Brief. Every record here needs to be written out again exactly.
· · · · · · ·
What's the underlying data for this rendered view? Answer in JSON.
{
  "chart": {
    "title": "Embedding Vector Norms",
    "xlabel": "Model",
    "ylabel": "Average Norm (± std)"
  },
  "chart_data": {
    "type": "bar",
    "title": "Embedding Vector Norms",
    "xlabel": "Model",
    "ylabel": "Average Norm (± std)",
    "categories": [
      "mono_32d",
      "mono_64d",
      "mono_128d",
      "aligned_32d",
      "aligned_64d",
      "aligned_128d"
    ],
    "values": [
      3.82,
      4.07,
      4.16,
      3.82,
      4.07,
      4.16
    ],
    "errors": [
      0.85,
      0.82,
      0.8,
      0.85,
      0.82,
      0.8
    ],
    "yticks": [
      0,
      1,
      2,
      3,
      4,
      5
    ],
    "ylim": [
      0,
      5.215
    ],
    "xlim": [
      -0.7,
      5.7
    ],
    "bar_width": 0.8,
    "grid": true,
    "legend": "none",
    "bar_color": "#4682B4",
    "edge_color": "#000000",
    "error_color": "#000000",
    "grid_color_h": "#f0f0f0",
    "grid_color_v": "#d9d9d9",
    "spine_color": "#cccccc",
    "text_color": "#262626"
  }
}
· · · · · · ·
Exercise response.
What's the underlying data for this rendered view? Answer in JSON.
{
  "chart": {
    "title": "Embedding Vector Norms",
    "xlabel": "Model",
    "ylabel": "Average Norm (± std)"
  },
  "chart_data": {
    "type": "bar",
    "title": "Embedding Vector Norms",
    "xlabel": "Model",
    "ylabel": "Average Norm (± std)",
    "categories": [
      "mono_32d",
      "mono_64d",
      "mono_128d",
      "aligned_32d",
      "aligned_64d",
      "aligned_128d"
    ],
    "values": [
      3.82,
      4.07,
      4.16,
      3.82,
      4.07,
      4.16
    ],
    "errors": [
      0.85,
      0.82,
      0.8,
      0.85,
      0.82,
      0.8
    ],
    "yticks": [
      0,
      1,
      2,
      3,
      4,
      5
    ],
    "ylim": [
      0,
      5.215
    ],
    "xlim": [
      -0.7,
      5.7
    ],
    "bar_width": 0.8,
    "grid": true,
    "legend": "none",
    "bar_color": "#4682B4",
    "edge_color": "#000000",
    "error_color": "#000000",
    "grid_color_h": "#f0f0f0",
    "grid_color_v": "#d9d9d9",
    "spine_color": "#cccccc",
    "text_color": "#262626"
  }
}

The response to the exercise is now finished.